* Begin *
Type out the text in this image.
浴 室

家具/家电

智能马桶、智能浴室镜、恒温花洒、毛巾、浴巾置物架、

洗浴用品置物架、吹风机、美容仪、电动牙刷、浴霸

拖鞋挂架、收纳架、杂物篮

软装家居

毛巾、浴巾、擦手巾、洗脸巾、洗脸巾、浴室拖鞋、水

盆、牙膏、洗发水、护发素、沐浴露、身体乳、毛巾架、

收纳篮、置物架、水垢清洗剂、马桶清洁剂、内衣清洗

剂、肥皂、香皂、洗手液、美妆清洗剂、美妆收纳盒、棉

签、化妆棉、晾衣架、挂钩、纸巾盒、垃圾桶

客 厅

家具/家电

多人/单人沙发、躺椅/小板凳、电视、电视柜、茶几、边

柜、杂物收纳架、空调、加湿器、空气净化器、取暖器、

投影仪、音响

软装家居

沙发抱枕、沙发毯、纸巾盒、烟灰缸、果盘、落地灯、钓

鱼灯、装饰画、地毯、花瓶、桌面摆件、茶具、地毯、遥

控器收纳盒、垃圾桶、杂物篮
* End *
◆ What you need to do
Retype all of the entries precisely as they are.

◆ The reply
Type out the text in this image.
浴 室

家具/家电

智能马桶、智能浴室镜、恒温花洒、毛巾、浴巾置物架、

洗浴用品置物架、吹风机、美容仪、电动牙刷、浴霸

拖鞋挂架、收纳架、杂物篮

软装家居

毛巾、浴巾、擦手巾、洗脸巾、洗脸巾、浴室拖鞋、水

盆、牙膏、洗发水、护发素、沐浴露、身体乳、毛巾架、

收纳篮、置物架、水垢清洗剂、马桶清洁剂、内衣清洗

剂、肥皂、香皂、洗手液、美妆清洗剂、美妆收纳盒、棉

签、化妆棉、晾衣架、挂钩、纸巾盒、垃圾桶

客 厅

家具/家电

多人/单人沙发、躺椅/小板凳、电视、电视柜、茶几、边

柜、杂物收纳架、空调、加湿器、空气净化器、取暖器、

投影仪、音响

软装家居

沙发抱枕、沙发毯、纸巾盒、烟灰缸、果盘、落地灯、钓

鱼灯、装饰画、地毯、花瓶、桌面摆件、茶具、地毯、遥

控器收纳盒、垃圾桶、杂物篮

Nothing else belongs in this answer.